Problem statement: Below are records to transcribe exactly, without their pictures.
>> start
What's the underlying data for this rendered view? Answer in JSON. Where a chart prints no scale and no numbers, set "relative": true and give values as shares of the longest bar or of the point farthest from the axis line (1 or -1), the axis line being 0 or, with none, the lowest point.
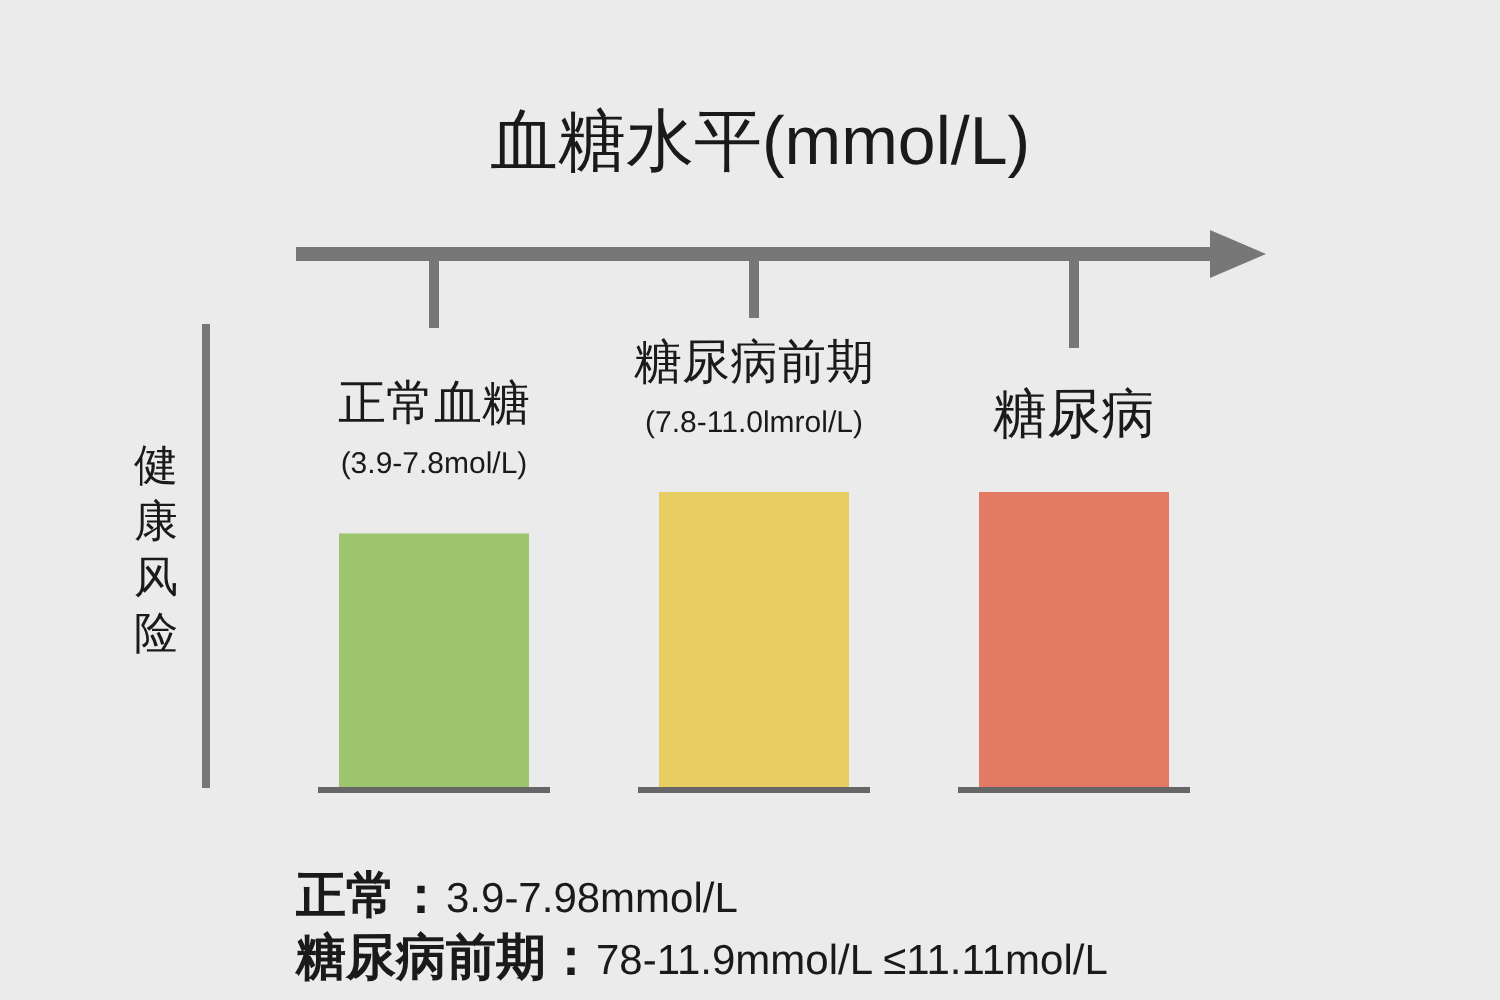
{
  "chart_data": {
    "type": "bar",
    "relative": true,
    "grid": "y",
    "title": "血糖水平(mmol/L)",
    "ylabel": "健康风险",
    "categories": [
      "正常血糖\n(3.9-7.8mol/L)",
      "糖尿病前期\n(7.8-11.0lmrol/L)",
      "糖尿病"
    ],
    "values": [
      0.86,
      1,
      1
    ],
    "colors": [
      "#9dc46f",
      "#e8cd62",
      "#e27a64"
    ],
    "annotations": [
      "正常：3.9-7.98mmol/L",
      "糖尿病前期：78-11.9mmol/L ≤11.11mol/L"
    ]
  }
}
>> end
Exercise response:
What's the underlying data for this rendered view? Answer in JSON. Where a chart prints no scale and no numbers, set "relative": true and give values as shares of the longest bar or of the point farthest from the axis line (1 or -1), the axis line being 0 or, with none, the lowest point.
{
  "chart_data": {
    "type": "bar",
    "relative": true,
    "grid": "y",
    "title": "血糖水平(mmol/L)",
    "ylabel": "健康风险",
    "categories": [
      "正常血糖\n(3.9-7.8mol/L)",
      "糖尿病前期\n(7.8-11.0lmrol/L)",
      "糖尿病"
    ],
    "values": [
      0.86,
      1,
      1
    ],
    "colors": [
      "#9dc46f",
      "#e8cd62",
      "#e27a64"
    ],
    "annotations": [
      "正常：3.9-7.98mmol/L",
      "糖尿病前期：78-11.9mmol/L ≤11.11mol/L"
    ]
  }
}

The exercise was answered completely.